## Begin

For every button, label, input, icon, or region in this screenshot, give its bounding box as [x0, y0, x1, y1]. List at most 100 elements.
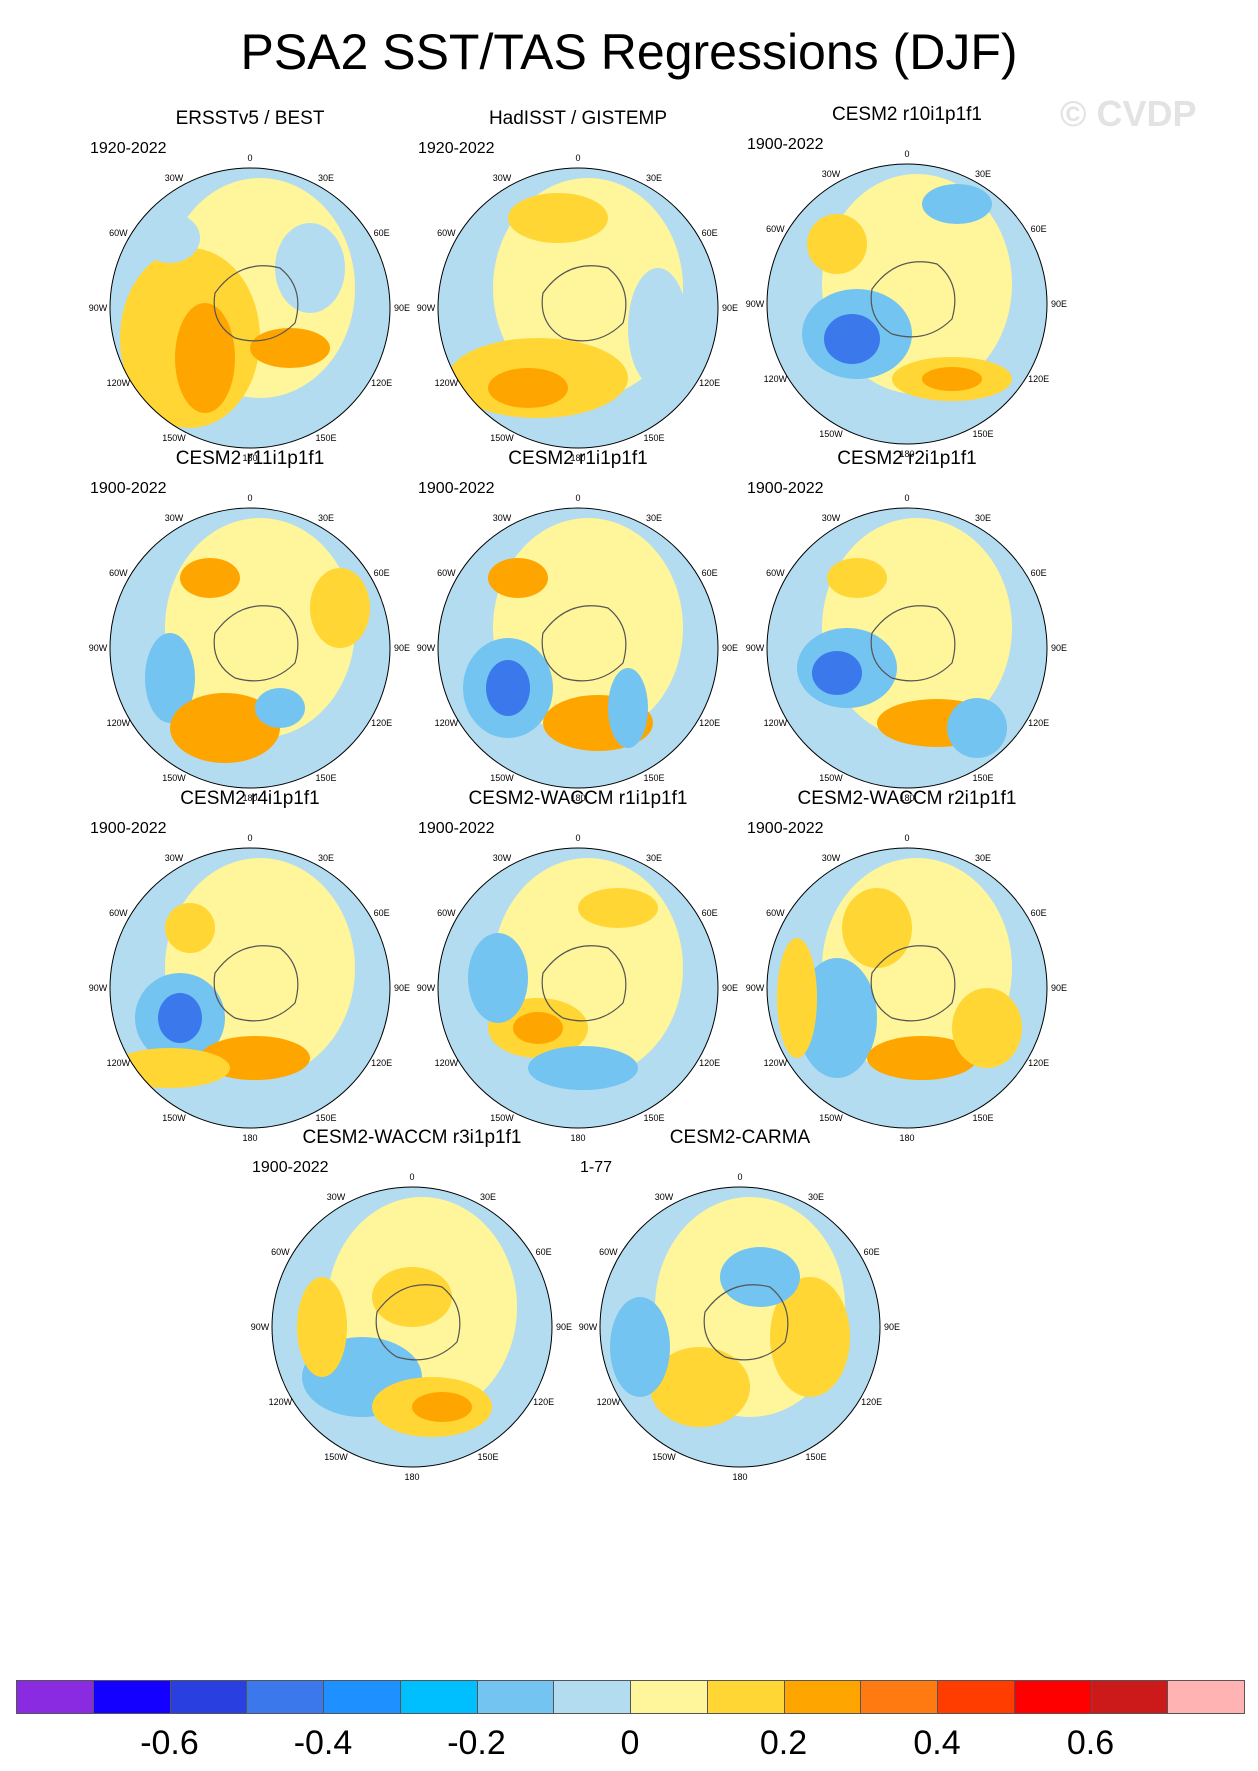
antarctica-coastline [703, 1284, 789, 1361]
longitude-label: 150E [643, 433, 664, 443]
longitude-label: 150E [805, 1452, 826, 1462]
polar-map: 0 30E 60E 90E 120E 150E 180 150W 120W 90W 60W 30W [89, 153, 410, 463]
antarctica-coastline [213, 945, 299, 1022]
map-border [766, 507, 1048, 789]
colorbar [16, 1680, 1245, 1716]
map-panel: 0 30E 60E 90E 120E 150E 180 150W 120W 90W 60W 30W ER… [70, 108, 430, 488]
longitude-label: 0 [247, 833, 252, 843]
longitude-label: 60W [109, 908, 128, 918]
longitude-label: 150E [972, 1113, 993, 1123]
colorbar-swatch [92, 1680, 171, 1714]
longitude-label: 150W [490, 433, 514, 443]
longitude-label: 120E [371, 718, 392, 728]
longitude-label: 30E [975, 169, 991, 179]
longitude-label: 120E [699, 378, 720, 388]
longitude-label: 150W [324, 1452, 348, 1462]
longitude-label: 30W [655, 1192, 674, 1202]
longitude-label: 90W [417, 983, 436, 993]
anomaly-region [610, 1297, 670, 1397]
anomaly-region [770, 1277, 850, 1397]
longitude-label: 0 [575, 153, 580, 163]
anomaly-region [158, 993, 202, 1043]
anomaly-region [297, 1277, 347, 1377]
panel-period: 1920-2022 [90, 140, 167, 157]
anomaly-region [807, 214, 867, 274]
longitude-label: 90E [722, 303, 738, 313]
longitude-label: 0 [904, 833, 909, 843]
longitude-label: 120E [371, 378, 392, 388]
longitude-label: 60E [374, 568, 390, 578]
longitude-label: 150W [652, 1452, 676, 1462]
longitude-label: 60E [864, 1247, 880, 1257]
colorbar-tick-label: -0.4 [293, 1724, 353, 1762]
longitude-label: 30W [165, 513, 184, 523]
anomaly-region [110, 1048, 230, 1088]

## End

▸ Exercise goal:
Show each line from the rows above that contains the word "colorbar". Uppercase and lowercase letters must match.

▸ Exercise solution:
colorbar [16, 1680, 1245, 1716]
colorbar-swatch [92, 1680, 171, 1714]
colorbar-tick-label: -0.4 [293, 1724, 353, 1762]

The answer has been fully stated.